* TASK
Repeat, exactly and in full, the lines of the listing below, but without any pictures.

* RECORDS PROVIDED

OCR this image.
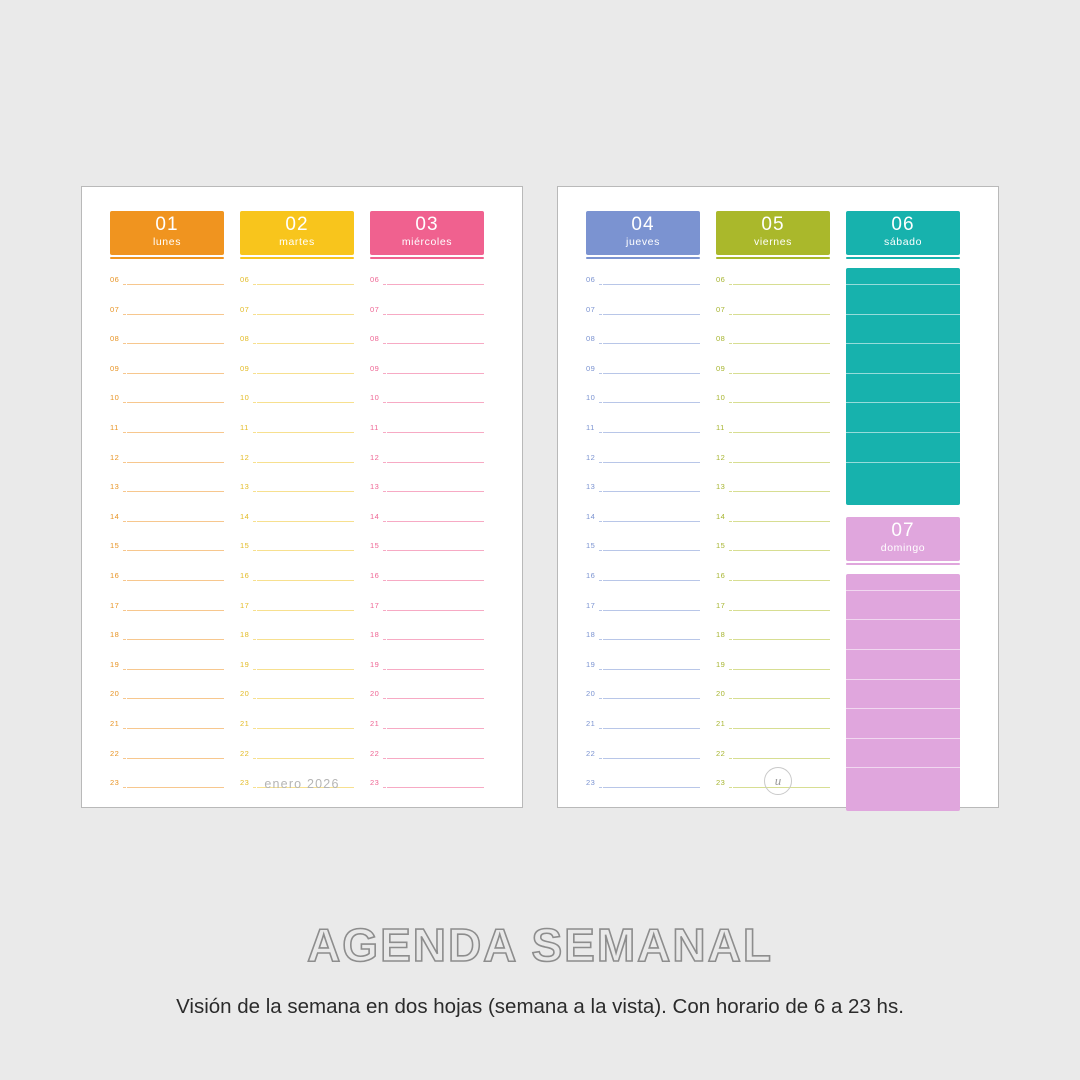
01
lunes
06
07
08
09
10
11
12
13
14
15
16
17
18
19
20
21
22
23
02
martes
06
07
08
09
10
11
12
13
14
15
16
17
18
19
20
21
22
23
03
miércoles
06
07
08
09
10
11
12
13
14
15
16
17
18
19
20
21
22
23
enero 2026
04
jueves
06
07
08
09
10
11
12
13
14
15
16
17
18
19
20
21
22
23
05
viernes
06
07
08
09
10
11
12
13
14
15
16
17
18
19
20
21
22
23
06
sábado
07
domingo
u
AGENDA SEMANAL
Visión de la semana en dos hojas (semana a la vista). Con horario de 6 a 23 hs.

* PROBLEM SOLUTION
OCR this image.
01
lunes
06
07
08
09
10
11
12
13
14
15
16
17
18
19
20
21
22
23
02
martes
06
07
08
09
10
11
12
13
14
15
16
17
18
19
20
21
22
23
03
miércoles
06
07
08
09
10
11
12
13
14
15
16
17
18
19
20
21
22
23
enero 2026
04
jueves
06
07
08
09
10
11
12
13
14
15
16
17
18
19
20
21
22
23
05
viernes
06
07
08
09
10
11
12
13
14
15
16
17
18
19
20
21
22
23
06
sábado
07
domingo
u
AGENDA SEMANAL
Visión de la semana en dos hojas (semana a la vista). Con horario de 6 a 23 hs.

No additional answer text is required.